**Set task:** Count every line that has "true" in it and give the total, nothing more.

**Given records:**
***
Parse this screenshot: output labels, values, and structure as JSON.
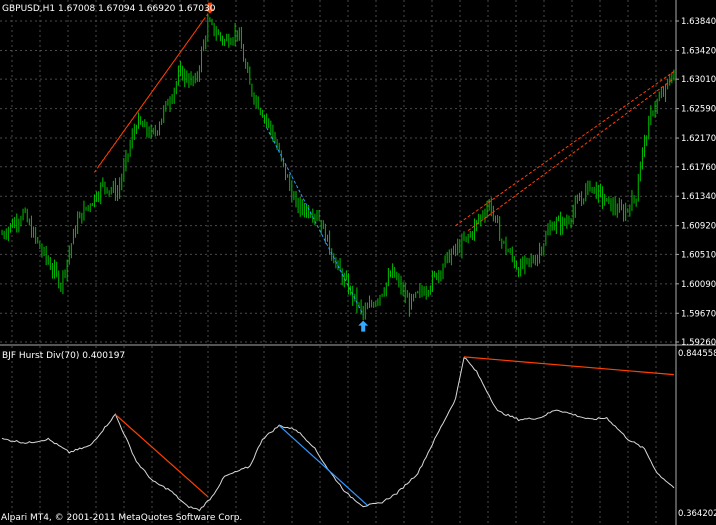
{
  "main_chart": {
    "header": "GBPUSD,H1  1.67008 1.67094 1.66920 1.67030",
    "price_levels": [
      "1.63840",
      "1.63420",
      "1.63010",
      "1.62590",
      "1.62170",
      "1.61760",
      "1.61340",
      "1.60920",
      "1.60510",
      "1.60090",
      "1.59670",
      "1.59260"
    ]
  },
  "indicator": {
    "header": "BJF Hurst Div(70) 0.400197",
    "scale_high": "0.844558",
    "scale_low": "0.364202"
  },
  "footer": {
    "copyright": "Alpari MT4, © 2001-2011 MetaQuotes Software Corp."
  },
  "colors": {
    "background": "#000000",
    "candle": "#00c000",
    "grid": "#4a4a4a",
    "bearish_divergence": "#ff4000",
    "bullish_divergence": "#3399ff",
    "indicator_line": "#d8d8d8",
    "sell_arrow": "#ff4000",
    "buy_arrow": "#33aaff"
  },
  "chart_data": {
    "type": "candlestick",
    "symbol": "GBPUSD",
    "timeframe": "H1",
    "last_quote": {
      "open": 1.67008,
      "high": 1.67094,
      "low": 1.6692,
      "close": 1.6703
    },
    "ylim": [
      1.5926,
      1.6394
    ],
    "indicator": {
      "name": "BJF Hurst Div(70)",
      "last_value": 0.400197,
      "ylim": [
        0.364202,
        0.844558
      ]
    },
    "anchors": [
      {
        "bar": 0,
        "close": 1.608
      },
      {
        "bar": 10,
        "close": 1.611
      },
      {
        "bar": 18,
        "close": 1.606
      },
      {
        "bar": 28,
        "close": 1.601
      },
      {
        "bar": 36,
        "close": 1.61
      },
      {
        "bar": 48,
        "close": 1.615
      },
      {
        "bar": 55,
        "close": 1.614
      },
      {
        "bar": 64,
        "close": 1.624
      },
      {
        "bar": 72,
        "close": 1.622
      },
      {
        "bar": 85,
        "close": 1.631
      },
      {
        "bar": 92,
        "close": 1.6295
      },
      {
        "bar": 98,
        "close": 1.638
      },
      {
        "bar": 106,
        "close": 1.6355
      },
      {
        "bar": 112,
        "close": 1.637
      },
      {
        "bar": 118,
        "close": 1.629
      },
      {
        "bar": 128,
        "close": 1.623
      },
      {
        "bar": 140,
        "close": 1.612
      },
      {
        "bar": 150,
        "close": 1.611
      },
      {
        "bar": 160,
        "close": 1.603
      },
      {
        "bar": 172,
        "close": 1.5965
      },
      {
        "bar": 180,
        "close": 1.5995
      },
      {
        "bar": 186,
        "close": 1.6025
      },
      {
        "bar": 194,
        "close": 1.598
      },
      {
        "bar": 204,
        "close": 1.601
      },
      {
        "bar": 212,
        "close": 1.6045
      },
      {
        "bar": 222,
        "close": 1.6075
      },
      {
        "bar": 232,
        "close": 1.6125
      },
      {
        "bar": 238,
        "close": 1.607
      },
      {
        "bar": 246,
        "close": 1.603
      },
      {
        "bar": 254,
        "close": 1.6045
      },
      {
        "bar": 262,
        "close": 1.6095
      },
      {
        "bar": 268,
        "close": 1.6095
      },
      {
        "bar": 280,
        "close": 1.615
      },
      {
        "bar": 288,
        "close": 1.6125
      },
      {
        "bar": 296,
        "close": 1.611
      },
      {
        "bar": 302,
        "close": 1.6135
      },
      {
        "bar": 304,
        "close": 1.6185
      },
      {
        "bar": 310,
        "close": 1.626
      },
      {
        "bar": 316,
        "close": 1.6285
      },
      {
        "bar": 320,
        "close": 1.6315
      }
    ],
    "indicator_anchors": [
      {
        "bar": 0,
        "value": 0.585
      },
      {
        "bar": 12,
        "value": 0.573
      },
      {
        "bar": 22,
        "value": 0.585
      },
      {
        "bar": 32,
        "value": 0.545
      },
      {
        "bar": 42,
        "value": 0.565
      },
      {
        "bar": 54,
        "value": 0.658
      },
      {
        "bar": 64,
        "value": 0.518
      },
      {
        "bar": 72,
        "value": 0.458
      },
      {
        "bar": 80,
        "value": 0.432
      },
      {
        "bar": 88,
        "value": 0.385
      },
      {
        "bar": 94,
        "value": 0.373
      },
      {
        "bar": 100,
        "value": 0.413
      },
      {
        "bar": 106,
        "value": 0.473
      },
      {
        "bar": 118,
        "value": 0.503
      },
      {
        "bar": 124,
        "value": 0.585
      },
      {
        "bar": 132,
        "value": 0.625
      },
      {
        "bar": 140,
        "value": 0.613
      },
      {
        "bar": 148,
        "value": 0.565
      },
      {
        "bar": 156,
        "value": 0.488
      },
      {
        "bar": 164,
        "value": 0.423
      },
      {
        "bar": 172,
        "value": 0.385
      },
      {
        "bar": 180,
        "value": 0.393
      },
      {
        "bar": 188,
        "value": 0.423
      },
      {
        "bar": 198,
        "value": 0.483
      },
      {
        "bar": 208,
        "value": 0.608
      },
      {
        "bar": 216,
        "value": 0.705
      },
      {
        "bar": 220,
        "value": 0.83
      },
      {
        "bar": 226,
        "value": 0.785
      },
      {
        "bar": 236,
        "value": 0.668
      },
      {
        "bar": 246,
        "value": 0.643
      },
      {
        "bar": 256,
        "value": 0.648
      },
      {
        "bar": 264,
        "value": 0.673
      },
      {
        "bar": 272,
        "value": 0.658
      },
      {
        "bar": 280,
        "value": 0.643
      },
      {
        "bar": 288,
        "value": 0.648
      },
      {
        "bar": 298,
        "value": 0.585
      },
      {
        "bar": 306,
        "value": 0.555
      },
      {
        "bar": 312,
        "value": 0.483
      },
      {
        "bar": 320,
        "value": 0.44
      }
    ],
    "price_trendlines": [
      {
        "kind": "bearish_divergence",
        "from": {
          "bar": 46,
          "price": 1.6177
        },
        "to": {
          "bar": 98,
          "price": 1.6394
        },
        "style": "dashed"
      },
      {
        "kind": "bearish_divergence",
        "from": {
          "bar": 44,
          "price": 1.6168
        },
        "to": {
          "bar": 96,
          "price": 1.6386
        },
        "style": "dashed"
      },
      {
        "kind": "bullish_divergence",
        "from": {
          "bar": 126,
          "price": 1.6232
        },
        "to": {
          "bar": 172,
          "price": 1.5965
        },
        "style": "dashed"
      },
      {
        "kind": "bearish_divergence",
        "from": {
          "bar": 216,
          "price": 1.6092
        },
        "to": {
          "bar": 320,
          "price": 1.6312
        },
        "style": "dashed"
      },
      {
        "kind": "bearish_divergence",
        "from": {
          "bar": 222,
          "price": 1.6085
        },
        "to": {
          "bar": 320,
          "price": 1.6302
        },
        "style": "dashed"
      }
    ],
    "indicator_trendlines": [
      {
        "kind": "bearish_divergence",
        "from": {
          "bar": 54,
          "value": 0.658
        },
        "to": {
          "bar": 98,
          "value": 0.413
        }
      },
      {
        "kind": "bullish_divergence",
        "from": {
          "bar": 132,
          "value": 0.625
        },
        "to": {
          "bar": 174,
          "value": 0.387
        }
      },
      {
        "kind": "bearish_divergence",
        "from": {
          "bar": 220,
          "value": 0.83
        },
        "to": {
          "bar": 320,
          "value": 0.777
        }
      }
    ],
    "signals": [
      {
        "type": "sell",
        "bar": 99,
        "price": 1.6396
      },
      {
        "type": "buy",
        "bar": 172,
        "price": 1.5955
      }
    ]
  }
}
***
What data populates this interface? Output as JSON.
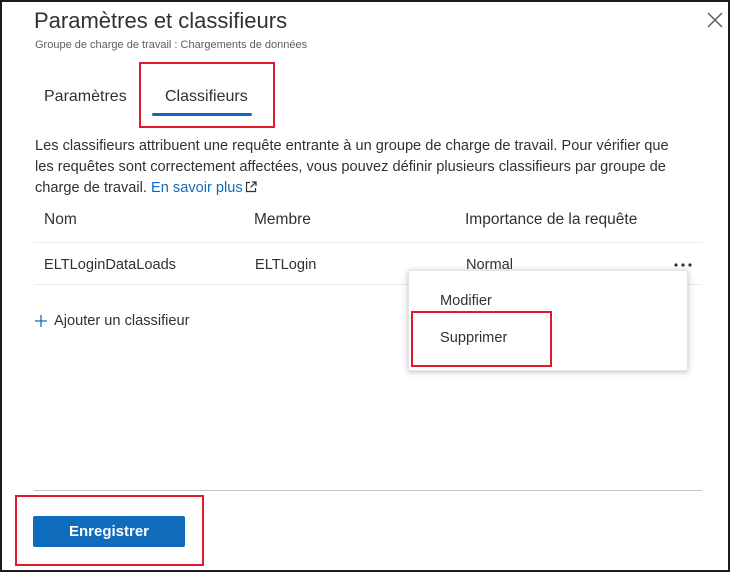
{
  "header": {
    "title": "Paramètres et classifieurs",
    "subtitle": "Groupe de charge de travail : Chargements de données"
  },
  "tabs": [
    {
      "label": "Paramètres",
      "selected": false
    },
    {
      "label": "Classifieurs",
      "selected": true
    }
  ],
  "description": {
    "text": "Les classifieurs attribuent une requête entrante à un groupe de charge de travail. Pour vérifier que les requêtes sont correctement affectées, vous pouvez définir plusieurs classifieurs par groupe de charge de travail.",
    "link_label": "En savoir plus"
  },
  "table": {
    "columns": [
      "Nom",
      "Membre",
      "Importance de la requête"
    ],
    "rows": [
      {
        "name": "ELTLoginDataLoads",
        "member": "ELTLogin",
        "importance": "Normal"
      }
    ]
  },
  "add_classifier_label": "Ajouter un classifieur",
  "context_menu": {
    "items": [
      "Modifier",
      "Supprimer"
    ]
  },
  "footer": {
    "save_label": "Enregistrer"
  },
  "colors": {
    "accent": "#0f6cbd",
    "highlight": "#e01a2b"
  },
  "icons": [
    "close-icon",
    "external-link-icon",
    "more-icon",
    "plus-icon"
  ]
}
***
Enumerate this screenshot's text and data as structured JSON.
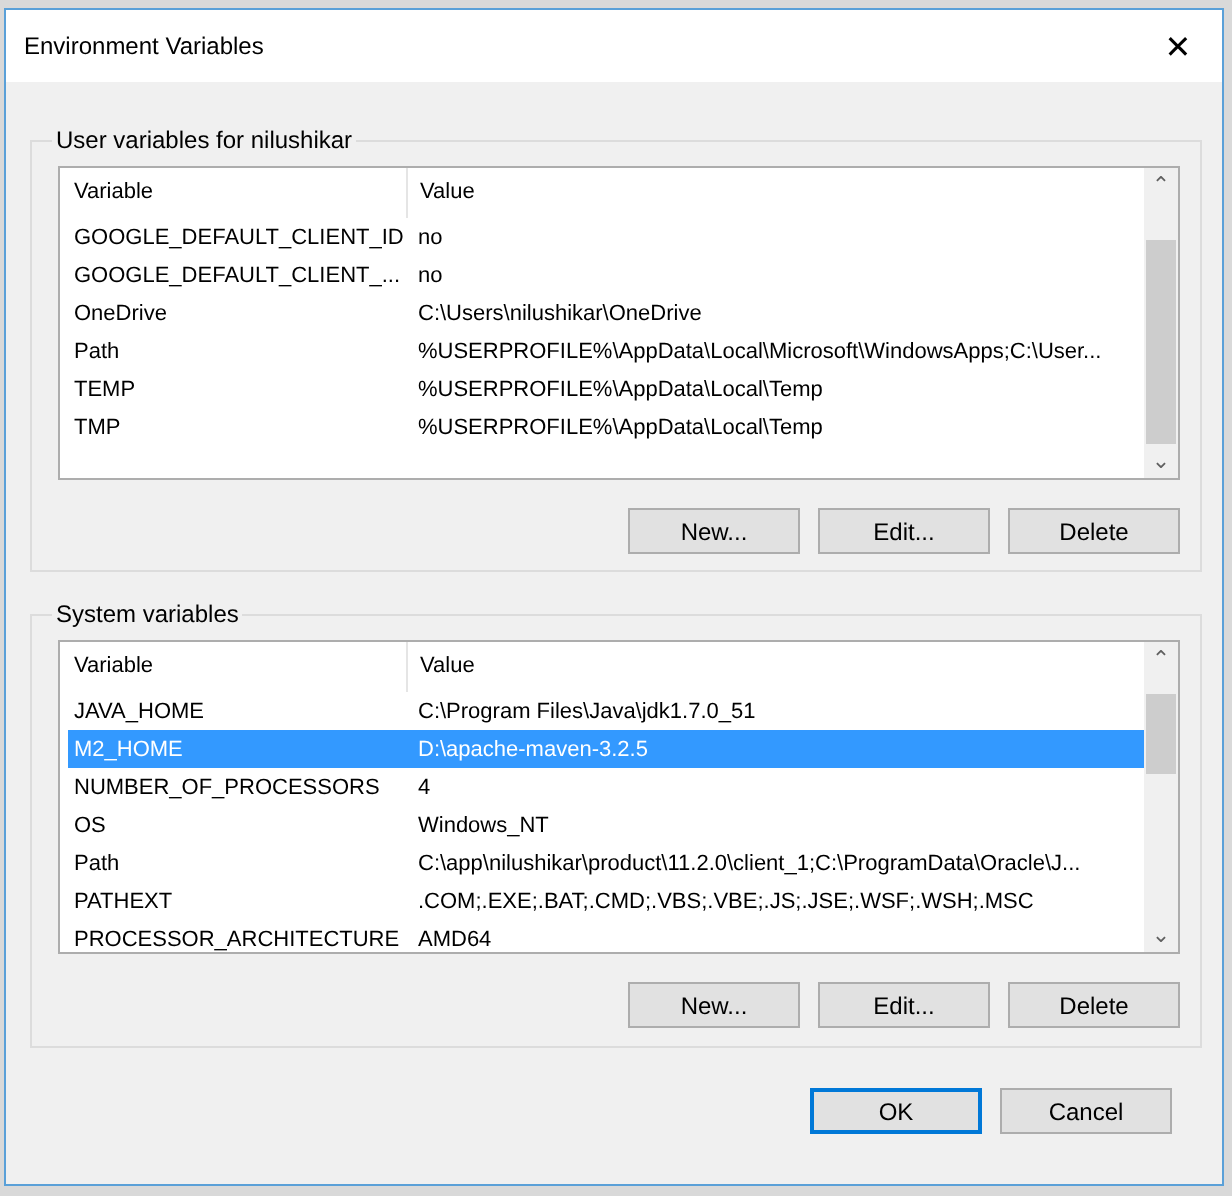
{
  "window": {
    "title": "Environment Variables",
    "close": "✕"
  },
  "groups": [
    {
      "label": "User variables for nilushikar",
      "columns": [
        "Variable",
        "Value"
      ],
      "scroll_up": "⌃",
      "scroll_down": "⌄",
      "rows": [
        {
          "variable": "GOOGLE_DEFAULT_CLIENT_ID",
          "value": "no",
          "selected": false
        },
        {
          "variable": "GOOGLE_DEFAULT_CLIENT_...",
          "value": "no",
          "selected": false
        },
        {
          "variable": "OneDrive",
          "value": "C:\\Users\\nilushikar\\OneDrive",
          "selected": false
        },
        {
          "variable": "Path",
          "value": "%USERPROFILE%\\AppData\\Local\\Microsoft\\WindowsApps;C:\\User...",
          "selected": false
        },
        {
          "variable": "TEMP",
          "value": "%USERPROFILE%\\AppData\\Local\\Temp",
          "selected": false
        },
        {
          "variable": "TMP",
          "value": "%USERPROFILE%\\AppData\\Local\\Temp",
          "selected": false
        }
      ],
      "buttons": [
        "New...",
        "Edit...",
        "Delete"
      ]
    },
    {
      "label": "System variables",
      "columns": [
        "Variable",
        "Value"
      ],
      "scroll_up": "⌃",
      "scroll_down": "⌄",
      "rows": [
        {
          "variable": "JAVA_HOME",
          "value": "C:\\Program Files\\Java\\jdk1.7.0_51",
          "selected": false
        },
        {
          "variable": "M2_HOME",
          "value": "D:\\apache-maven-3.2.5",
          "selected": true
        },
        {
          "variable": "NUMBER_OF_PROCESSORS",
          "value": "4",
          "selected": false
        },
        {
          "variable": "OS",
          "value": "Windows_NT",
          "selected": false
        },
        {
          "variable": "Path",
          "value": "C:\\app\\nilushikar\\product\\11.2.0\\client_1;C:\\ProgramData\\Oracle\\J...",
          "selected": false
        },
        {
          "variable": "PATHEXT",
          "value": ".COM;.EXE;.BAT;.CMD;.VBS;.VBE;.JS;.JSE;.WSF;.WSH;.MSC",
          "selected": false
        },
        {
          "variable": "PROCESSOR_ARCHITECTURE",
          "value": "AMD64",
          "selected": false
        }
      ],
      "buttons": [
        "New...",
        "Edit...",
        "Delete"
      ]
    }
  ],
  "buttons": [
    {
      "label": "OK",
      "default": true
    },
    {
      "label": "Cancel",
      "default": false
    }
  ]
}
***
**Answer in full:** 3